● **Directions for this task**:
Output every line exactly as written. Leave out pictures.

Begin Data records

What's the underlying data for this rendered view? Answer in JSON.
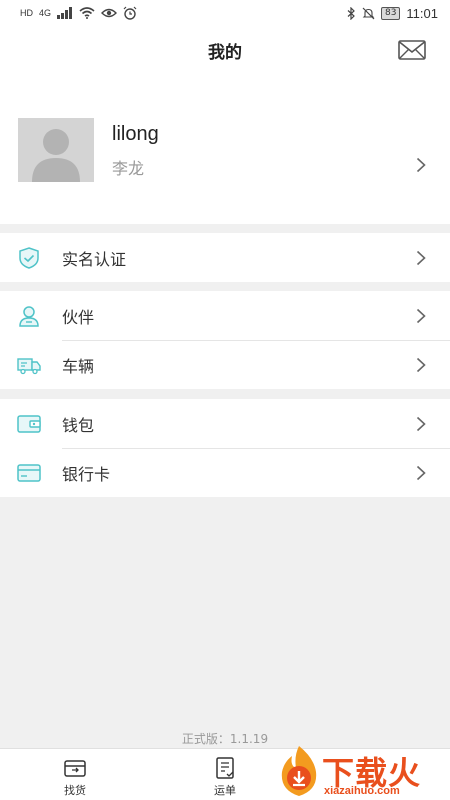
{
  "status_bar": {
    "left_text": "HD",
    "signal_text": "4G",
    "battery": "83",
    "time": "11:01"
  },
  "header": {
    "title": "我的",
    "mail_icon": "mail-icon"
  },
  "profile": {
    "username": "lilong",
    "real_name": "李龙",
    "avatar_icon": "avatar-placeholder"
  },
  "menu": {
    "verify": {
      "label": "实名认证",
      "icon": "shield-check-icon"
    },
    "partner": {
      "label": "伙伴",
      "icon": "person-icon"
    },
    "vehicle": {
      "label": "车辆",
      "icon": "truck-icon"
    },
    "wallet": {
      "label": "钱包",
      "icon": "wallet-icon"
    },
    "bank_card": {
      "label": "银行卡",
      "icon": "bank-card-icon"
    }
  },
  "version_text": "正式版：1.1.19",
  "bottom_nav": {
    "find_goods": {
      "label": "找货",
      "icon": "find-goods-icon"
    },
    "waybill": {
      "label": "运单",
      "icon": "waybill-icon"
    }
  },
  "watermark": {
    "text": "下载火",
    "url": "xiazaihuo.com"
  },
  "colors": {
    "accent": "#4fc3c8",
    "chevron": "#555555",
    "watermark": "#e94f1d"
  }
}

End Data records

● **Answer**:
What's the underlying data for this rendered view? Answer in JSON.
{
  "status_bar": {
    "left_text": "HD",
    "signal_text": "4G",
    "battery": "83",
    "time": "11:01"
  },
  "header": {
    "title": "我的",
    "mail_icon": "mail-icon"
  },
  "profile": {
    "username": "lilong",
    "real_name": "李龙",
    "avatar_icon": "avatar-placeholder"
  },
  "menu": {
    "verify": {
      "label": "实名认证",
      "icon": "shield-check-icon"
    },
    "partner": {
      "label": "伙伴",
      "icon": "person-icon"
    },
    "vehicle": {
      "label": "车辆",
      "icon": "truck-icon"
    },
    "wallet": {
      "label": "钱包",
      "icon": "wallet-icon"
    },
    "bank_card": {
      "label": "银行卡",
      "icon": "bank-card-icon"
    }
  },
  "version_text": "正式版：1.1.19",
  "bottom_nav": {
    "find_goods": {
      "label": "找货",
      "icon": "find-goods-icon"
    },
    "waybill": {
      "label": "运单",
      "icon": "waybill-icon"
    }
  },
  "watermark": {
    "text": "下载火",
    "url": "xiazaihuo.com"
  },
  "colors": {
    "accent": "#4fc3c8",
    "chevron": "#555555",
    "watermark": "#e94f1d"
  }
}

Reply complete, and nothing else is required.